__TASK BRIEF__: Gather all lines from the material that contain the word "someone".

__GIVEN DATA__:

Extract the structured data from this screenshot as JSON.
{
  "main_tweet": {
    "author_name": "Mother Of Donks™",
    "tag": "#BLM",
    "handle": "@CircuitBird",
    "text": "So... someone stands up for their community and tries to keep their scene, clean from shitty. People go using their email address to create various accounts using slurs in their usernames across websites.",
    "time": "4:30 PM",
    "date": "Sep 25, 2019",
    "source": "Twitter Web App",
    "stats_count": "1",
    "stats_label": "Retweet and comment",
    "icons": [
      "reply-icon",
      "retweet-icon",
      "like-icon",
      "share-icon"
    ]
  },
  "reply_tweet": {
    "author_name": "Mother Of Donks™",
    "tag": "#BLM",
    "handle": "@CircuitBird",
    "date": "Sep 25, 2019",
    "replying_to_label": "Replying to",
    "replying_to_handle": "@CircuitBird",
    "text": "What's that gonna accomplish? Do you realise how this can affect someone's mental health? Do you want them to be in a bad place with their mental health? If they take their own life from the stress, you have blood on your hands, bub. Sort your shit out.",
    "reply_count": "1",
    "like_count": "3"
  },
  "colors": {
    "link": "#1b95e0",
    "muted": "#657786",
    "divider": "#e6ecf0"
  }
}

__COMPLETE OUTPUT__:
    "text": "So... someone stands up for their community and tries to keep their scene, clean from shitty. People go using their email address to create various accounts using slurs in their usernames across websites.",
    "text": "What's that gonna accomplish? Do you realise how this can affect someone's mental health? Do you want them to be in a bad place with their mental health? If they take their own life from the stress, you have blood on your hands, bub. Sort your shit out.",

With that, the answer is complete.